### Work instructions:
Each line that holds the word "center" counts once. Give the total number of such lines and nothing else.

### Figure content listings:
::::::::
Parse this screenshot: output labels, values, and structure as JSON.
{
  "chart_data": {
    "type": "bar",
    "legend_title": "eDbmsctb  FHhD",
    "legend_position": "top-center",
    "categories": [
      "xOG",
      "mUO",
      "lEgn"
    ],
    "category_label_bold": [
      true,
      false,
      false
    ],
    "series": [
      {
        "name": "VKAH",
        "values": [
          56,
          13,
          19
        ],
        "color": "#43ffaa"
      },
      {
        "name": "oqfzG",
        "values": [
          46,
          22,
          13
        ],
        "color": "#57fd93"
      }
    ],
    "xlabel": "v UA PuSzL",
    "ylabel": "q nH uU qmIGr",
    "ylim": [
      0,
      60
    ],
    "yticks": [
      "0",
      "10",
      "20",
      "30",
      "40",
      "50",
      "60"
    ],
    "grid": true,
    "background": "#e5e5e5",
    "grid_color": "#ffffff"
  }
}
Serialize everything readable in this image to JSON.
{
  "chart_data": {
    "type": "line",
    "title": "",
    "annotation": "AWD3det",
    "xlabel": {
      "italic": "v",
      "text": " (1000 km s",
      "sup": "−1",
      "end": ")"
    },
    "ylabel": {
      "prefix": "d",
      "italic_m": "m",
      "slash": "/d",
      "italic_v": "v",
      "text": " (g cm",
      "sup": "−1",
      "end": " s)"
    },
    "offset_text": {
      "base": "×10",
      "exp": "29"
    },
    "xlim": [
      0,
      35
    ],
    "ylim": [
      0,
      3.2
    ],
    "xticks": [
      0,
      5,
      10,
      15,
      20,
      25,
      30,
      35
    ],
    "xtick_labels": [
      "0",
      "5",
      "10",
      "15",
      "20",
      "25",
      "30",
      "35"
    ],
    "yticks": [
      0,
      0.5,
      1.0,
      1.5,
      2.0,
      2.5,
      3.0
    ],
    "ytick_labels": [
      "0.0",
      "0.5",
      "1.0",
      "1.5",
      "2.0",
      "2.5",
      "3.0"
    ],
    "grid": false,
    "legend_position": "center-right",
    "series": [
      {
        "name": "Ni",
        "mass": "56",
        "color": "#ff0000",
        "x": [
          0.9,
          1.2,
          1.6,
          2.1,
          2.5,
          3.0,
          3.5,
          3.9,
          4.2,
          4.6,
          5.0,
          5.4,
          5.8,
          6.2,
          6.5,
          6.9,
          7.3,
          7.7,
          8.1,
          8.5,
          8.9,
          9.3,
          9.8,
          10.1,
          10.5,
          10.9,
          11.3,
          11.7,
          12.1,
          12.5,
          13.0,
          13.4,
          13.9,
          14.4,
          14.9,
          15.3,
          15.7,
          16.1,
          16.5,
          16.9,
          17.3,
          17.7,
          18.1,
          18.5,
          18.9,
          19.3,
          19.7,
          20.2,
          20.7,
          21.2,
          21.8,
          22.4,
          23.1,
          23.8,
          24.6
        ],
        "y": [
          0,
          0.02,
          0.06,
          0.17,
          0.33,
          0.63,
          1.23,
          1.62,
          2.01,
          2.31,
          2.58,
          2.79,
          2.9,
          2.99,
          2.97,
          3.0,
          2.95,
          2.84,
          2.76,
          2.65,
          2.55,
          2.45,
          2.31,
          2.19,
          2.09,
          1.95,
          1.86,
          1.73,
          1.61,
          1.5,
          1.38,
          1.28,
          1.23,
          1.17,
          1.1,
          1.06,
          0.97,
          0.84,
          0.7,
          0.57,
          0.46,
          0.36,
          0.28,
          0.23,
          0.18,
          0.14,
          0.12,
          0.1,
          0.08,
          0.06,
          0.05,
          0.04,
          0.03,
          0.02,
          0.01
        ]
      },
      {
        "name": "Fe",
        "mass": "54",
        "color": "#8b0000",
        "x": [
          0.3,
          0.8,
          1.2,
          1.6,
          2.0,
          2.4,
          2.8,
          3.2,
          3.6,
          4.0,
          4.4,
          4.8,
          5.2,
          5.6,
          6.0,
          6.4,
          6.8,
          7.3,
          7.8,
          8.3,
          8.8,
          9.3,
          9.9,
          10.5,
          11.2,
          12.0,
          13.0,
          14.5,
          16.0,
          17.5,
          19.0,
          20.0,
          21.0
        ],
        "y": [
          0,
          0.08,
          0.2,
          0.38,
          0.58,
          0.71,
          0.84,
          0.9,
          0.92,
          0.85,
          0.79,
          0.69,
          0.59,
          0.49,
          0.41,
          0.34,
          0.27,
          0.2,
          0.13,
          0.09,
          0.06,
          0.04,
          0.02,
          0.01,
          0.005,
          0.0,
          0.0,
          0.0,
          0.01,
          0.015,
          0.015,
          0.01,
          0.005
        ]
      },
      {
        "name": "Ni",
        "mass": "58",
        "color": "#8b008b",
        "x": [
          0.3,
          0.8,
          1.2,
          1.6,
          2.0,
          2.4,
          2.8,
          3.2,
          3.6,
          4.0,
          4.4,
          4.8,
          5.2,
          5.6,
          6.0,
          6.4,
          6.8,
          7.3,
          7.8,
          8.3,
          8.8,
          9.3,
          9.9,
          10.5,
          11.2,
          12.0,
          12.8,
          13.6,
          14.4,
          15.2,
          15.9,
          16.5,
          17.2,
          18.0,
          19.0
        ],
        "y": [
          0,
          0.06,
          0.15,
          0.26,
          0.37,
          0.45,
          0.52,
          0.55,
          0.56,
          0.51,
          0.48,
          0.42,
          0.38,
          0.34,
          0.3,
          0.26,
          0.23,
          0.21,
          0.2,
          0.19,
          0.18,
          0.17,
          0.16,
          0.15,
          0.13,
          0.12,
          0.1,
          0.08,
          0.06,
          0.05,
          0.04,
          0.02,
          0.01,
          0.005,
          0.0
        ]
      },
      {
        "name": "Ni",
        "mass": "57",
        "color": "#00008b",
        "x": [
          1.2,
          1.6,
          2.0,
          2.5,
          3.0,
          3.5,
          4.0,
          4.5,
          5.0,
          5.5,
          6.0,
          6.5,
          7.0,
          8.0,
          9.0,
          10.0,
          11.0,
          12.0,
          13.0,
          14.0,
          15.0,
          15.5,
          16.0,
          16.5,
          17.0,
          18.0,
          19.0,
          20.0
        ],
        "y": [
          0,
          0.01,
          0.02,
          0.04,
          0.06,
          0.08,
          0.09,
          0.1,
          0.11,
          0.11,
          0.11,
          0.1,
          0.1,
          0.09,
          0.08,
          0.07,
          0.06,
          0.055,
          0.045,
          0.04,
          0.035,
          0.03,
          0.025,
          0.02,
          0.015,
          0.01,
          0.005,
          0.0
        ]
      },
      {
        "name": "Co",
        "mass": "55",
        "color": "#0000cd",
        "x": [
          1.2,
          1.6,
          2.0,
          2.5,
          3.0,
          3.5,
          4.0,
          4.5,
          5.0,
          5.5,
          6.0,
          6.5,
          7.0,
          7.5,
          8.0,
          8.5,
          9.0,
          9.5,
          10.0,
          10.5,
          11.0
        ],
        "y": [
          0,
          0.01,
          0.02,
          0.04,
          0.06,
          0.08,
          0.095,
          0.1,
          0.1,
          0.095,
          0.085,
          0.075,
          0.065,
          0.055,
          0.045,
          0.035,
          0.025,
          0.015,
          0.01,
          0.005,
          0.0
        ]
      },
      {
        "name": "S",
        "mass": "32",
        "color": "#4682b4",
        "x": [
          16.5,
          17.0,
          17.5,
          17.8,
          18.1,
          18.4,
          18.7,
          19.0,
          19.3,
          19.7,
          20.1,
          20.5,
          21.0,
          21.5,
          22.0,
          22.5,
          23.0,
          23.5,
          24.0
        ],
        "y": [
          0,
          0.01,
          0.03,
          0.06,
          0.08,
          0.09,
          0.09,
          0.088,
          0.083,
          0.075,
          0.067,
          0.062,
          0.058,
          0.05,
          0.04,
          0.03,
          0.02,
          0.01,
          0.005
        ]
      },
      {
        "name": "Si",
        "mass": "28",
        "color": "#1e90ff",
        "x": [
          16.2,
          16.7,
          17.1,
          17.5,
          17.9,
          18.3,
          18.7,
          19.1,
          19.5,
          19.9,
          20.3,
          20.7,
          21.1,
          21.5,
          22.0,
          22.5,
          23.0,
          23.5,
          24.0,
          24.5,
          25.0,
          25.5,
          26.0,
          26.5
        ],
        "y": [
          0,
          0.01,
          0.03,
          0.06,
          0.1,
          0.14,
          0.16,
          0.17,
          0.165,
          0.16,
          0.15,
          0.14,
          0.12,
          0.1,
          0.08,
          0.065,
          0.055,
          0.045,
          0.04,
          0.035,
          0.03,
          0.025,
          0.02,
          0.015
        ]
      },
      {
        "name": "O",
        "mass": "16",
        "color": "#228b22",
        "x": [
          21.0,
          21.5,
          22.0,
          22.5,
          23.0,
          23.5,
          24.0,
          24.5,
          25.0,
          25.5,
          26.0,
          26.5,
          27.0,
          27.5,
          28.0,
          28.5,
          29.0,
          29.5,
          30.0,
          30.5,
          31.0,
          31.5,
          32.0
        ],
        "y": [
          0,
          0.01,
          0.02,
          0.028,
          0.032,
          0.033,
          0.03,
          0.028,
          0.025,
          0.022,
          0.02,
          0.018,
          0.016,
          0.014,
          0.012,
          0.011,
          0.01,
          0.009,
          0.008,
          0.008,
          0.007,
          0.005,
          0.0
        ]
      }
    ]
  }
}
::::::::
### Written answer:
2